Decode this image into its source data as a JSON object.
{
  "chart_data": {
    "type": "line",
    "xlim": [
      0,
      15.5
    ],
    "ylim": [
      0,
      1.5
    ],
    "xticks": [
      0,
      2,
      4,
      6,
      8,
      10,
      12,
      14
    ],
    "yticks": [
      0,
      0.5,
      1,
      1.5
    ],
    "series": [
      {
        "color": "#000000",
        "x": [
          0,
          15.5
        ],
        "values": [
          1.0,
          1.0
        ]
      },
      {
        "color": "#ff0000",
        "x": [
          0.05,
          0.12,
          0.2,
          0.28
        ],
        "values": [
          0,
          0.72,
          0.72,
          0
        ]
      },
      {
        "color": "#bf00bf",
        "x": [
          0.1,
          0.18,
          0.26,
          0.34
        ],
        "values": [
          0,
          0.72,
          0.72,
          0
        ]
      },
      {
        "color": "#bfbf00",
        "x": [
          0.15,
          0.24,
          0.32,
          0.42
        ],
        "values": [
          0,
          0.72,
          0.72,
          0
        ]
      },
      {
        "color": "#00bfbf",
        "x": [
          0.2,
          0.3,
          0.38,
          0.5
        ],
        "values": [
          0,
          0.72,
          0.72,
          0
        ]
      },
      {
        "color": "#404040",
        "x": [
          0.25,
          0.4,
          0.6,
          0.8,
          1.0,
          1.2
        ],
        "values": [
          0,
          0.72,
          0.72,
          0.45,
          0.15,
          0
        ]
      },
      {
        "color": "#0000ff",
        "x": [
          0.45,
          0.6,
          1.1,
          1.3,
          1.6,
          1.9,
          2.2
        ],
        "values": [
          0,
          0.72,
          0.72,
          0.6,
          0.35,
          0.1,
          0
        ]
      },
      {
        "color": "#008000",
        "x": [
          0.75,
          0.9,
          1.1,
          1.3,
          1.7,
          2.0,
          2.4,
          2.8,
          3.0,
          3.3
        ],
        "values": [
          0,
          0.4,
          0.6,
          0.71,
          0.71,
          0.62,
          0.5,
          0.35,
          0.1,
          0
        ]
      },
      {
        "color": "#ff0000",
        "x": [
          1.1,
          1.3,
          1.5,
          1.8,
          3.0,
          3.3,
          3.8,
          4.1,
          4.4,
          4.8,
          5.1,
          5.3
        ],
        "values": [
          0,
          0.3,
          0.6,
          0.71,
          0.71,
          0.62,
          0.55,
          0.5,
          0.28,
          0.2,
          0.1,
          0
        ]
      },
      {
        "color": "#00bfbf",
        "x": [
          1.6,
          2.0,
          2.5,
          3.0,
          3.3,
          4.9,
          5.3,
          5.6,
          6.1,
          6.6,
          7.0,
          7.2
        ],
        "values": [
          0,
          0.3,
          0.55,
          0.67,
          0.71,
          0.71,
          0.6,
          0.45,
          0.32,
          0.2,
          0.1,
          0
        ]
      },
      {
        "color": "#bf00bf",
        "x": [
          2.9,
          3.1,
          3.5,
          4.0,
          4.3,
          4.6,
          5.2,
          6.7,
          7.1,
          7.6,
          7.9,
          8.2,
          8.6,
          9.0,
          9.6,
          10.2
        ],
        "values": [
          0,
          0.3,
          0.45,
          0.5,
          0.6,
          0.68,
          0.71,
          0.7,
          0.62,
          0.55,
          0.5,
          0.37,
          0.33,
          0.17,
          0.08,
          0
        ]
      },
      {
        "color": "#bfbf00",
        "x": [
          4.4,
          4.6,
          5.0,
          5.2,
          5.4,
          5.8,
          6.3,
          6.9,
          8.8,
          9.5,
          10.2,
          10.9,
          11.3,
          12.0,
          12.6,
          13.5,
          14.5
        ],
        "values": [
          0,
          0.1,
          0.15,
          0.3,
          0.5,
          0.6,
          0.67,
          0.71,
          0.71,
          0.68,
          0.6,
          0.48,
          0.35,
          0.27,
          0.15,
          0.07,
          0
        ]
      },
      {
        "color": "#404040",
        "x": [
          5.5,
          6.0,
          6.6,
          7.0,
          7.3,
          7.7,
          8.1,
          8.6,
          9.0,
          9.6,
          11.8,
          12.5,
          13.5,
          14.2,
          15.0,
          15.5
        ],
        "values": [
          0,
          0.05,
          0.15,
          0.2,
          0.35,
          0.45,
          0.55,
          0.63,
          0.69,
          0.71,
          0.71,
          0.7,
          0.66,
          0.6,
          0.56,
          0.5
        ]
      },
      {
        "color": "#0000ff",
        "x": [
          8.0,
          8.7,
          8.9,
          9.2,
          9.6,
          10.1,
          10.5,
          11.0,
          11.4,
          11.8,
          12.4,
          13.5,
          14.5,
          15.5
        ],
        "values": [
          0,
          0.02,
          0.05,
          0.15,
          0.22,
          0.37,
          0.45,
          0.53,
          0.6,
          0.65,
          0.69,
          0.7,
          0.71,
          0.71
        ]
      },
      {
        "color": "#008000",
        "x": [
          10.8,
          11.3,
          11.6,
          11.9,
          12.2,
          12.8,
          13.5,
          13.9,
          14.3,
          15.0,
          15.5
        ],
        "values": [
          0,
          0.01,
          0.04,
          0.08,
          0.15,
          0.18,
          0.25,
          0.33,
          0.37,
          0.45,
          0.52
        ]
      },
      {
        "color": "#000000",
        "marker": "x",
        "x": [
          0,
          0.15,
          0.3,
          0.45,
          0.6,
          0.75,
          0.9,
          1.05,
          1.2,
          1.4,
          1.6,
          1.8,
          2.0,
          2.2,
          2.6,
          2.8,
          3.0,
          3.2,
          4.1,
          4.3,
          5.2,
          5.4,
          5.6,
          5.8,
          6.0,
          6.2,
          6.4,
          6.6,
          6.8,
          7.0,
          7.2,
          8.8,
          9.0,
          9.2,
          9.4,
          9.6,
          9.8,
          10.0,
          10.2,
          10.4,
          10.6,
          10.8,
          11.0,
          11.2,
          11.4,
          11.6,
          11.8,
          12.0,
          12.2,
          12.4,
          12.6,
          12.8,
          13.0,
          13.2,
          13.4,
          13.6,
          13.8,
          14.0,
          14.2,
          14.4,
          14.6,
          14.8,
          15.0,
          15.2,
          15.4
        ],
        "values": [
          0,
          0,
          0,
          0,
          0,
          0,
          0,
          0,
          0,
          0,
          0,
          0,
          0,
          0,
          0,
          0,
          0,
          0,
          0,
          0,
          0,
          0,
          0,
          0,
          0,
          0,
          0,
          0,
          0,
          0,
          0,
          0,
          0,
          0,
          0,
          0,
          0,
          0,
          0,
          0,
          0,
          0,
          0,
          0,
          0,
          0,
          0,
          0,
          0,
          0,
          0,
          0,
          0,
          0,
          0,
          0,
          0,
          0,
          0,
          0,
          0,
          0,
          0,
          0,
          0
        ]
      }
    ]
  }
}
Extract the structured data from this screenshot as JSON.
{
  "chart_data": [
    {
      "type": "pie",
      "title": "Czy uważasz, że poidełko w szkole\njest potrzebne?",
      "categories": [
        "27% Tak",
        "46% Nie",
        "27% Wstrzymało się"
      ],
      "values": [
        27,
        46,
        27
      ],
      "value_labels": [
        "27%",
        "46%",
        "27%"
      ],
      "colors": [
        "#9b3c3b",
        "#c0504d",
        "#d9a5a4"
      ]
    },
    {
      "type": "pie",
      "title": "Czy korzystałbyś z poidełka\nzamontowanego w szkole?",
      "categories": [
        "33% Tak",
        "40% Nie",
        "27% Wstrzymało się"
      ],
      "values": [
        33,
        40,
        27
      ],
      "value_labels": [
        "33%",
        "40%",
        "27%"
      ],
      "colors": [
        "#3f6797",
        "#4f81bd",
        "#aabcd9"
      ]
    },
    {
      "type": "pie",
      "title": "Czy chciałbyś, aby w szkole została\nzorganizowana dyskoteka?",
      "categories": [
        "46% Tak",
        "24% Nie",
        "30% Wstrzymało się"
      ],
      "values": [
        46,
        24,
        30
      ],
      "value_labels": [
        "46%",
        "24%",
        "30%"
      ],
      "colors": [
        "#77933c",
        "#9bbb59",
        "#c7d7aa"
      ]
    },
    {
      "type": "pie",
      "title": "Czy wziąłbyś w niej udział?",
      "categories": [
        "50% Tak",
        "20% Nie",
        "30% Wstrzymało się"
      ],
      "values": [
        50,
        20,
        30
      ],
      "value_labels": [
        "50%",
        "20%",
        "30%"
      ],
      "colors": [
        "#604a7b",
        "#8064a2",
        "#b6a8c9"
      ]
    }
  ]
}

---------------

Pick out each line in the material containing "szkole".

Exercise answer:
      "title": "Czy uważasz, że poidełko w szkole\njest potrzebne?",
      "title": "Czy korzystałbyś z poidełka\nzamontowanego w szkole?",
      "title": "Czy chciałbyś, aby w szkole została\nzorganizowana dyskoteka?",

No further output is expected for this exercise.